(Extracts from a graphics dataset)
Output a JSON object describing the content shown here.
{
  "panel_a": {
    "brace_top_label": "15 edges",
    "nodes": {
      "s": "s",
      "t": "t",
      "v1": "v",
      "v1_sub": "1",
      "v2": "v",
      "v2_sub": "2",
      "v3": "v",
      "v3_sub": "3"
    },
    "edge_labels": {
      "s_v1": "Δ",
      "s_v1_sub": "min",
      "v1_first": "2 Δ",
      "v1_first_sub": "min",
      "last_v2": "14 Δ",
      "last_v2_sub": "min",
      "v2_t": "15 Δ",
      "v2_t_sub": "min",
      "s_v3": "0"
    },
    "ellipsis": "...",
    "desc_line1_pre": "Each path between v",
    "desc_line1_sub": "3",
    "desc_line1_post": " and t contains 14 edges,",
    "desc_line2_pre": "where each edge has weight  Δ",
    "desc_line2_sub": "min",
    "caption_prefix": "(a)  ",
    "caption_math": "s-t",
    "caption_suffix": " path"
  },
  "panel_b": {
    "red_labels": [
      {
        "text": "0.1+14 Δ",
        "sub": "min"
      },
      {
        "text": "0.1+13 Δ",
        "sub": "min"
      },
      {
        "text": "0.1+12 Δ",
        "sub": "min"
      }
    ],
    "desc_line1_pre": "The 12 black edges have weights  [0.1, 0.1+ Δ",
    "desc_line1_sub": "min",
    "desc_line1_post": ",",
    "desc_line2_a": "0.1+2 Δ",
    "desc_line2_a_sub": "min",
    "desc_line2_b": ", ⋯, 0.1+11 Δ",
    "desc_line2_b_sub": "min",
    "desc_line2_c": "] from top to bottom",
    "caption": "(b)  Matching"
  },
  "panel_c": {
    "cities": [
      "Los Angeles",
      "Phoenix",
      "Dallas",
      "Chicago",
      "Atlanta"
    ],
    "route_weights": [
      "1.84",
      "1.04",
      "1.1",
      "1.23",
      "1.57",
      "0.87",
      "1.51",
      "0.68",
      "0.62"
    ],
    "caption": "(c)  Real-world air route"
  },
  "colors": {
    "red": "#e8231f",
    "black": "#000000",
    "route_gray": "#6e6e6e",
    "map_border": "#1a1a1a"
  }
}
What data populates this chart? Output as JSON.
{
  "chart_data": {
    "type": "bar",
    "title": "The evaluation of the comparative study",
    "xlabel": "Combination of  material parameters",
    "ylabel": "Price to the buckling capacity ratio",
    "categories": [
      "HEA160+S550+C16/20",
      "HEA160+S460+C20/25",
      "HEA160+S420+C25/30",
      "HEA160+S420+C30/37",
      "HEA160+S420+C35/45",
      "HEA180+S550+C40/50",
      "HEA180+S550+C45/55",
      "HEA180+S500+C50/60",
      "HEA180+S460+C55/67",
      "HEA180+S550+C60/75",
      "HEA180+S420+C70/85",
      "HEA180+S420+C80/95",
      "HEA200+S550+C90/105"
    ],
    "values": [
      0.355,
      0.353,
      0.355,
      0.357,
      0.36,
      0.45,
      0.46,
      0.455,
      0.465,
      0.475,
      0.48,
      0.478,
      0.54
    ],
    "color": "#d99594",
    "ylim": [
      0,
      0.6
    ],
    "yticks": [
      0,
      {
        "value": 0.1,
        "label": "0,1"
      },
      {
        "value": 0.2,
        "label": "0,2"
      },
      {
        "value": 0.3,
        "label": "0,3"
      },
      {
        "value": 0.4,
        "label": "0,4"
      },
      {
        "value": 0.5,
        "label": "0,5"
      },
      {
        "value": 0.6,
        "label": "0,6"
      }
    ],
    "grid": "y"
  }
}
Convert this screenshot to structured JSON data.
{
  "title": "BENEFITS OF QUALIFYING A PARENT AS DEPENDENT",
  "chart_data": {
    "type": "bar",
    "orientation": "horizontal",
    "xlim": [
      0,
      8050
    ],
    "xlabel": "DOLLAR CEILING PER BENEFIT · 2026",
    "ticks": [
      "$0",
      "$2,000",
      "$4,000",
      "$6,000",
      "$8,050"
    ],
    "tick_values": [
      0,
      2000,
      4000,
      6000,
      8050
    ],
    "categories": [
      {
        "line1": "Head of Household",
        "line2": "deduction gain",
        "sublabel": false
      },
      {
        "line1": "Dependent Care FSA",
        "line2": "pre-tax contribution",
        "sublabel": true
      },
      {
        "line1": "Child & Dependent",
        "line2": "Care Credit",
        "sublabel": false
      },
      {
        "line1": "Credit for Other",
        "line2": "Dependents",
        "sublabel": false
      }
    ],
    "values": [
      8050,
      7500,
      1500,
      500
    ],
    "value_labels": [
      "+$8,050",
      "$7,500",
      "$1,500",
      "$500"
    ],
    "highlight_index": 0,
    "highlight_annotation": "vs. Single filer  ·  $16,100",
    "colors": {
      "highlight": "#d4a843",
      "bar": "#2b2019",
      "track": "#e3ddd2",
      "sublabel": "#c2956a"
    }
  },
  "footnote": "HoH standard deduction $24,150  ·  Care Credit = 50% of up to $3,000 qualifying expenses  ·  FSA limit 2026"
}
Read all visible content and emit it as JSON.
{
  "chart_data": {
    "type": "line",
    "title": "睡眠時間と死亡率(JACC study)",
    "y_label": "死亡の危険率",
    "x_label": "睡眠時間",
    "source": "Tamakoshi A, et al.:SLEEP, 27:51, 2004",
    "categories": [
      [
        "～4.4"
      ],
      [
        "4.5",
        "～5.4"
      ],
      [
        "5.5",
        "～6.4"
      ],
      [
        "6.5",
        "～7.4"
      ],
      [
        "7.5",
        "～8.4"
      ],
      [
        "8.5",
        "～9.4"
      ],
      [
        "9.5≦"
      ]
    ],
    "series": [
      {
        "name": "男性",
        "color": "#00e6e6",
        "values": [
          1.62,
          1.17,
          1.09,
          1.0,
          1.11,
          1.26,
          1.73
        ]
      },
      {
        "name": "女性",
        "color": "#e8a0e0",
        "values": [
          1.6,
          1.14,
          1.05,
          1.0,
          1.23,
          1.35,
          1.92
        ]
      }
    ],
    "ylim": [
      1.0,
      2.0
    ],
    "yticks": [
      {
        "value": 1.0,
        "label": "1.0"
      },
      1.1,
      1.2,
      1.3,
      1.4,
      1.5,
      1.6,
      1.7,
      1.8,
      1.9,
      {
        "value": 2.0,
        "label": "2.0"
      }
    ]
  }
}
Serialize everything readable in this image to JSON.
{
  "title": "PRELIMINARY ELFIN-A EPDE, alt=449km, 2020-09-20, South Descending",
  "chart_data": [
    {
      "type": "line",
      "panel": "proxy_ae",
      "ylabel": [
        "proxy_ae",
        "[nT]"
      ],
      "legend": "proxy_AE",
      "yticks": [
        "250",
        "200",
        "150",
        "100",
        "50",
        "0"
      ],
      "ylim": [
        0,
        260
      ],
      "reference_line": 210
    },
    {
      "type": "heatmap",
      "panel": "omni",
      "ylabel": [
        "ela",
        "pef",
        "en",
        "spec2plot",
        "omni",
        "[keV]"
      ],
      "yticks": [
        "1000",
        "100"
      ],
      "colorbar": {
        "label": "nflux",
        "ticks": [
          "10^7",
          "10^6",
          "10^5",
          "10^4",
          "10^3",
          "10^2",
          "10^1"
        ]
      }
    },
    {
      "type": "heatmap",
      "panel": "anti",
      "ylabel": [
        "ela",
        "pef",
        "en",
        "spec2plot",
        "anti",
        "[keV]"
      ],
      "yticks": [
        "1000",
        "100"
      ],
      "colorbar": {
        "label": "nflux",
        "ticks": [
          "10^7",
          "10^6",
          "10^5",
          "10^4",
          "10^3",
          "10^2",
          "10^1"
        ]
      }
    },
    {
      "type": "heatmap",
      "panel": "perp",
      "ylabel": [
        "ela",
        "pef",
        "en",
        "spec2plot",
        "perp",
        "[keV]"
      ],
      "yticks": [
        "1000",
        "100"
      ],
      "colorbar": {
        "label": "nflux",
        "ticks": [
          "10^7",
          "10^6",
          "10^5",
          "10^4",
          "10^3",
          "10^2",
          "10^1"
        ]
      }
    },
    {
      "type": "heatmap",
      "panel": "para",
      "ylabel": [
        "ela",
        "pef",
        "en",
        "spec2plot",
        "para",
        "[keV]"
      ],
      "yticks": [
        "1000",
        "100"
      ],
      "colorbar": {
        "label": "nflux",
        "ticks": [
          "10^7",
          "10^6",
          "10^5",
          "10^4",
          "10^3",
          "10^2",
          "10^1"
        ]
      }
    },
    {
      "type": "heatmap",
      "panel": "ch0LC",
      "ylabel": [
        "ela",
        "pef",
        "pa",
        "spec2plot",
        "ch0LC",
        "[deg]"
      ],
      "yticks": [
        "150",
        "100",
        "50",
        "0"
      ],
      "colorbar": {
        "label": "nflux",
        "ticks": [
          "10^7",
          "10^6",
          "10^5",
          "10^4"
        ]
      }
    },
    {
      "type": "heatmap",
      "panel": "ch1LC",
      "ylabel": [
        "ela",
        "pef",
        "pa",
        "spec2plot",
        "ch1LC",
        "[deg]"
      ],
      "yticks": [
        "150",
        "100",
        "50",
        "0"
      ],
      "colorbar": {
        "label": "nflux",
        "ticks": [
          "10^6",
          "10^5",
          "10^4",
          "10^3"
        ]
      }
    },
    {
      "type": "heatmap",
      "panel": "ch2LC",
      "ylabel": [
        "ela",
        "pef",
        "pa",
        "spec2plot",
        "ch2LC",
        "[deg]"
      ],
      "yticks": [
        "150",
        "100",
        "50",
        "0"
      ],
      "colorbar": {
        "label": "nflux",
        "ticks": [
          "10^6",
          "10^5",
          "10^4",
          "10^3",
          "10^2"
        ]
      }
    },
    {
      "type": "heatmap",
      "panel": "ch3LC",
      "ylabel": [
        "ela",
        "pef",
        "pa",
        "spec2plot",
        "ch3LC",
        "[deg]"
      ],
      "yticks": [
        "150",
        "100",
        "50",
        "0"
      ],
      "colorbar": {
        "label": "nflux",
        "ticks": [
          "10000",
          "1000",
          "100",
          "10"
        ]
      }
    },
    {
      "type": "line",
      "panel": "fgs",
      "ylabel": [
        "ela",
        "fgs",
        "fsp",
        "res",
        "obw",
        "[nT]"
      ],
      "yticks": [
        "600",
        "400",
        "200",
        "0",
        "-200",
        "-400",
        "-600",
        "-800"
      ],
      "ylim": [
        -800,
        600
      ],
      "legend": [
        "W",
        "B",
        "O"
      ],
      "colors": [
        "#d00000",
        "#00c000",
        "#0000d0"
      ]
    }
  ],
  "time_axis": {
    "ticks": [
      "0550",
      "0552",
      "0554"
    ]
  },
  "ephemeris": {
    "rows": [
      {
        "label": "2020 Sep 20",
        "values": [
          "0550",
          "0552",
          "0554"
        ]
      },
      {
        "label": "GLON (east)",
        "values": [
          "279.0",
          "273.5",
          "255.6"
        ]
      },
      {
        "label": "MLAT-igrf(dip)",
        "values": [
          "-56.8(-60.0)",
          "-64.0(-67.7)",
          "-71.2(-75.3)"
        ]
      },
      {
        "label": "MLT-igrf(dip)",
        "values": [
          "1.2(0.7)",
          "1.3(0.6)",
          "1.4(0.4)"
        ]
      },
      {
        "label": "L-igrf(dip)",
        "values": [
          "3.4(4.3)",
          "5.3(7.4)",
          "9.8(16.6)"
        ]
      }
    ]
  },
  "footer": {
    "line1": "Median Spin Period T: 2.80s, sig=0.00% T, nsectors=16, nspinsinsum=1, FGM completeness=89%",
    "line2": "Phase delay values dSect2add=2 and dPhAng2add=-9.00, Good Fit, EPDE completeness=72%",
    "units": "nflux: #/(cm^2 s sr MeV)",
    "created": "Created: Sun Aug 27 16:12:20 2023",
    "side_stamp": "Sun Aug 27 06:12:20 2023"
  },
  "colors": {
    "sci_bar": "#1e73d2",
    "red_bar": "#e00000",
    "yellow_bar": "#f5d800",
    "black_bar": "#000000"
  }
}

Problem to work on:
Only lines with "title" are wanted here; list each of them.

Solution:
    "title": "The evaluation of the comparative study",
  "title": "BENEFITS OF QUALIFYING A PARENT AS DEPENDENT",
    "title": "睡眠時間と死亡率(JACC study)",
  "title": "PRELIMINARY ELFIN-A EPDE, alt=449km, 2020-09-20, South Descending",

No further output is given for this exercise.